> [STORED ROWS]
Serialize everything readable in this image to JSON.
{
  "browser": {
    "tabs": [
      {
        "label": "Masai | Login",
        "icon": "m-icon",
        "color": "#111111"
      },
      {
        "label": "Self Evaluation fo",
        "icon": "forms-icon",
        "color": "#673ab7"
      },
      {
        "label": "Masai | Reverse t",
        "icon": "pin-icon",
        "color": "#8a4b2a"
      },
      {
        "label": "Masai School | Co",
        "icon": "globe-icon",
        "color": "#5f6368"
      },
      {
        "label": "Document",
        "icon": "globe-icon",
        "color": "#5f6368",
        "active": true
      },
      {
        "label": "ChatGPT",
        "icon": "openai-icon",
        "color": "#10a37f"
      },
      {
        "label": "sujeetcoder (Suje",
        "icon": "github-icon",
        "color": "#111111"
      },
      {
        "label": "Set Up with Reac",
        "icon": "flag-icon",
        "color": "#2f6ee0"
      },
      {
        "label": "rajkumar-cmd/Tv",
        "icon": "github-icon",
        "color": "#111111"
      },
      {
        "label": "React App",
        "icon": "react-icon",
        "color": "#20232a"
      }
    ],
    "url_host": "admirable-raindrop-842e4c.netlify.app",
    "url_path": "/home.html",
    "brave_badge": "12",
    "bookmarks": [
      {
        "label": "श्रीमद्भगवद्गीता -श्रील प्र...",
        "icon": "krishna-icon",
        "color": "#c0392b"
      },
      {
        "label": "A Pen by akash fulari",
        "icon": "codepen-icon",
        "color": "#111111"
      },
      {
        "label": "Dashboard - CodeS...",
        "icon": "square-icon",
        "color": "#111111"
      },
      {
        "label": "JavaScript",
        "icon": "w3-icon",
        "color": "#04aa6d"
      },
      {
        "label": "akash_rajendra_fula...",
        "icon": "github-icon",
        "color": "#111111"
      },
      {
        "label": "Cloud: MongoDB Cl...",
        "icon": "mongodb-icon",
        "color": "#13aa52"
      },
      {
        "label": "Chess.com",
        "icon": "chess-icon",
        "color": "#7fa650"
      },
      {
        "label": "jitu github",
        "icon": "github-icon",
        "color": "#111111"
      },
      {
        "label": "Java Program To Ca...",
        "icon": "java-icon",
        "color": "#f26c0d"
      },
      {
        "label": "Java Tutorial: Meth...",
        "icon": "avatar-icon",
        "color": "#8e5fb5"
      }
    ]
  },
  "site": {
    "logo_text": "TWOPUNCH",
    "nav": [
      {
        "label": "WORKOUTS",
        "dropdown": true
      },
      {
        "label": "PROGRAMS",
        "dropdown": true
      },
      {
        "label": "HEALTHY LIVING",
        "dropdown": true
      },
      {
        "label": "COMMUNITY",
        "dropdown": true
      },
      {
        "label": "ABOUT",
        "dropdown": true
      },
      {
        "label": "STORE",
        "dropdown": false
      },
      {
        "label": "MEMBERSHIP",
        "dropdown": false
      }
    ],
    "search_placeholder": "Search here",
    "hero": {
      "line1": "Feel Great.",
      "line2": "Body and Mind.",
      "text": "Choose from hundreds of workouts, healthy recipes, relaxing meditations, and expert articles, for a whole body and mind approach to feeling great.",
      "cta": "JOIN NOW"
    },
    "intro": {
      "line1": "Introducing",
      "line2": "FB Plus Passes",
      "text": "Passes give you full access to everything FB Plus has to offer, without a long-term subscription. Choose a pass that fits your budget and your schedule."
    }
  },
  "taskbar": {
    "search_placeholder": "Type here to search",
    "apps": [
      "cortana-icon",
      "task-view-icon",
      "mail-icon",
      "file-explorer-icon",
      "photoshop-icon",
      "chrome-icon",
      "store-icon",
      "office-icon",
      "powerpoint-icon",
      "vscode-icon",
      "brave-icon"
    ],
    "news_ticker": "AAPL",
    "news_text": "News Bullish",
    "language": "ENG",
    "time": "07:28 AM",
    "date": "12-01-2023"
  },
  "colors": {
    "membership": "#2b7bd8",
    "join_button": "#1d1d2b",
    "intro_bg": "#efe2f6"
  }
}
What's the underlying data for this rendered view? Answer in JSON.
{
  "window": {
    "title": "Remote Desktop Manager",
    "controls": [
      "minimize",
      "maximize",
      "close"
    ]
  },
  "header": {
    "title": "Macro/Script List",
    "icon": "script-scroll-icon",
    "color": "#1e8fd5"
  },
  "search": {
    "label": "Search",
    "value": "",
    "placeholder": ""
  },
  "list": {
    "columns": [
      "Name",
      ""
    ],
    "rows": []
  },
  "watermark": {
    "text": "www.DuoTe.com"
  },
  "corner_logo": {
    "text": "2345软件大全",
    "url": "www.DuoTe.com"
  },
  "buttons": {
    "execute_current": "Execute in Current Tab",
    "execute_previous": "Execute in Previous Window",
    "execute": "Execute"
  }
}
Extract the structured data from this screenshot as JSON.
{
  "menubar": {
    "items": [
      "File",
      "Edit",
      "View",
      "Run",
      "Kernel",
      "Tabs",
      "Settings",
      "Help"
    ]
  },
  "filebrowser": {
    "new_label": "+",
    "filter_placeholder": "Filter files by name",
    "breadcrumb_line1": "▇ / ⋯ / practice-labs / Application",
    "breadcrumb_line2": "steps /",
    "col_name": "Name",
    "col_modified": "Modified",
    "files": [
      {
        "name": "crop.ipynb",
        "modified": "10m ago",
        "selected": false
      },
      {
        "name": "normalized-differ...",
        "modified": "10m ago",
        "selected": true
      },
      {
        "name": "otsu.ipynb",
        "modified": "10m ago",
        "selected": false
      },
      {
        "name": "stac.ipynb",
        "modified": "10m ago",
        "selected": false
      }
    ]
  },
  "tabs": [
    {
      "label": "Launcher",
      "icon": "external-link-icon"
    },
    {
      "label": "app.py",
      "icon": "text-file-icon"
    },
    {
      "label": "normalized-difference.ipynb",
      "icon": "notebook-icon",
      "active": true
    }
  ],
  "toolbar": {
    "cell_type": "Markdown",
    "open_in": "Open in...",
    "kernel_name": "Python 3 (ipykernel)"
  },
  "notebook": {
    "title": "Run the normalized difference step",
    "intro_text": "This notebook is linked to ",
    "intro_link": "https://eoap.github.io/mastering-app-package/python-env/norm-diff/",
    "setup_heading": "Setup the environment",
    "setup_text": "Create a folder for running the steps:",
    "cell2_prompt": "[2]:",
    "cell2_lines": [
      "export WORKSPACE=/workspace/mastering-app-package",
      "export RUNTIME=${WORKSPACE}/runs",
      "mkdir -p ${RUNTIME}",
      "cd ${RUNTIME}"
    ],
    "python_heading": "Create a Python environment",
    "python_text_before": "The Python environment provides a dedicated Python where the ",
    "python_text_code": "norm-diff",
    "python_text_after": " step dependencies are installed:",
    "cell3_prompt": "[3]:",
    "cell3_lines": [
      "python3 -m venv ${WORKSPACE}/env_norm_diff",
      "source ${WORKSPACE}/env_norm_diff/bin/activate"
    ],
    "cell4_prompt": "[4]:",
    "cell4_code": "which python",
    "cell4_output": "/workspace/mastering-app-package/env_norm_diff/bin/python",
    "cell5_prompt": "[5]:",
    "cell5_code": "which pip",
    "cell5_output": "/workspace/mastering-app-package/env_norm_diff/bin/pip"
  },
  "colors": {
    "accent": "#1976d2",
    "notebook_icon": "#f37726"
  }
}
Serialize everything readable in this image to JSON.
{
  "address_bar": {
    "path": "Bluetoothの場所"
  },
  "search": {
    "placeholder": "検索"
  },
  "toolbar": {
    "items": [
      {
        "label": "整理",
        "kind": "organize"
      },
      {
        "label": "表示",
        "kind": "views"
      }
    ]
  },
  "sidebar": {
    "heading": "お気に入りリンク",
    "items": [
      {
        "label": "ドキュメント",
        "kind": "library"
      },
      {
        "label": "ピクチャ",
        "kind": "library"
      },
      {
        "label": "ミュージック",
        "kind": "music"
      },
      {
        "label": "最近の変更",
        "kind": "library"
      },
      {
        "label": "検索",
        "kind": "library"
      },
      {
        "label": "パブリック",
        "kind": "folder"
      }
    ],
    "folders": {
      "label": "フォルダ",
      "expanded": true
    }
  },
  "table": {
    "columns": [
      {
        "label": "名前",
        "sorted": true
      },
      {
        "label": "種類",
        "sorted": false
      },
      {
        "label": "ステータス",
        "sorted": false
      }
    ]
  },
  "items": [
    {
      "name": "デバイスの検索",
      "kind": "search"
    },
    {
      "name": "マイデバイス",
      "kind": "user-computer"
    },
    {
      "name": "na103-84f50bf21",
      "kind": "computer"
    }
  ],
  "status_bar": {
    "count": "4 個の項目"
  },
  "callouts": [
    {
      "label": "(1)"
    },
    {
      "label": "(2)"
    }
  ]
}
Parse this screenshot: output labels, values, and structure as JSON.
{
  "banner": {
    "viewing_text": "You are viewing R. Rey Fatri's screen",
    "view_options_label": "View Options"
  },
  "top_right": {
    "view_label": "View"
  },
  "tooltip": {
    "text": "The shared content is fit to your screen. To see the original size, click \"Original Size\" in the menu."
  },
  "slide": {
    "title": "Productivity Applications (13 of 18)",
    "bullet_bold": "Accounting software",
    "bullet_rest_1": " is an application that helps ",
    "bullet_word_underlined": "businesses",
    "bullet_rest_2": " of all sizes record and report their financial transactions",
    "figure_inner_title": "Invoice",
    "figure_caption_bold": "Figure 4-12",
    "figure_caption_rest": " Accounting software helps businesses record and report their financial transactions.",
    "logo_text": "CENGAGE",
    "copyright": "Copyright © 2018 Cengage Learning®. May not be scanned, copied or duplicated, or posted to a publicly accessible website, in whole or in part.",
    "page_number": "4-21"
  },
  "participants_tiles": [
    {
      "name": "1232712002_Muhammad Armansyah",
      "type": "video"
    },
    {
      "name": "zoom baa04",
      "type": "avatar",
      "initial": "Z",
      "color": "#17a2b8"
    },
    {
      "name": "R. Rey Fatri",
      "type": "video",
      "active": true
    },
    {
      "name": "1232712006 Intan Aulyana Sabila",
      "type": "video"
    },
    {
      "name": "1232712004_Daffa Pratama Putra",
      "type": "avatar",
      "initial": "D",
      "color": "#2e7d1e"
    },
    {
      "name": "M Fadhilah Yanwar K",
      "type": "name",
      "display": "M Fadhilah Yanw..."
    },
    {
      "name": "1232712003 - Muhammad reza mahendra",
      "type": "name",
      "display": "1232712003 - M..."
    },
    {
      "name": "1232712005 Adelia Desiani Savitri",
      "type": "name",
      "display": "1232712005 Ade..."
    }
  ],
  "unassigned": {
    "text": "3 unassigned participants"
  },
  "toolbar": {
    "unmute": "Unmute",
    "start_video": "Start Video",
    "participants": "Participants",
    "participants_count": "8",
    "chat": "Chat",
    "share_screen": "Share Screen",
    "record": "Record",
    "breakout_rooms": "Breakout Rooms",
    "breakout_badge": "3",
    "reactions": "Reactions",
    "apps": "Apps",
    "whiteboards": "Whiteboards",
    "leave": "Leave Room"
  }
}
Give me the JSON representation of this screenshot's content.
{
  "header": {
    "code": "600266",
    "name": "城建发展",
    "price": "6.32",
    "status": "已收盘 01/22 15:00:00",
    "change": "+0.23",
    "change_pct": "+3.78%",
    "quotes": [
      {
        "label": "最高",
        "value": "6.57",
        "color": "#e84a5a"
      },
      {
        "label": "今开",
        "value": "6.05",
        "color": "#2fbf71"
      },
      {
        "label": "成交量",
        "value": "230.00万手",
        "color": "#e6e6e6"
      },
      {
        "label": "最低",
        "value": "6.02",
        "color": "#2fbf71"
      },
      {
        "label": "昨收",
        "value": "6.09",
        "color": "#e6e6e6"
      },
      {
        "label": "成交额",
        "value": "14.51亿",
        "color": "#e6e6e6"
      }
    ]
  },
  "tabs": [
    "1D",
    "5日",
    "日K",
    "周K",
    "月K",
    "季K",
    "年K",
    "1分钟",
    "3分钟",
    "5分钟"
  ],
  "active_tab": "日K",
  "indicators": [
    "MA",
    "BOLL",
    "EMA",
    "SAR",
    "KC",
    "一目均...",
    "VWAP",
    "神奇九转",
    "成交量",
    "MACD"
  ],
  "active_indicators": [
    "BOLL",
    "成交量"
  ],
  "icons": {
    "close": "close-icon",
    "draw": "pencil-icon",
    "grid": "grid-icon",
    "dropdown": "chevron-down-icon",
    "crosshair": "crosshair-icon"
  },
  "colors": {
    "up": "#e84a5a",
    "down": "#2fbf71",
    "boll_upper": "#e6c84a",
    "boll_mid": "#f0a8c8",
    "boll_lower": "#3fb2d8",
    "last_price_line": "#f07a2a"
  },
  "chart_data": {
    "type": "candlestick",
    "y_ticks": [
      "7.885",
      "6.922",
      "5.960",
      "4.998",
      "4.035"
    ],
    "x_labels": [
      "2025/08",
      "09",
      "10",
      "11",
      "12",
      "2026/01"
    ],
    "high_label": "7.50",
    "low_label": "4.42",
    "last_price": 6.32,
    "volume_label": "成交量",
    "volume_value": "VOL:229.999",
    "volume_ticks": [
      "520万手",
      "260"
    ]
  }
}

> [WORK REQUIRED] A number is the only answer here: how many lines of the material above contain "that"?

> [CORRECT RESPONSE] 2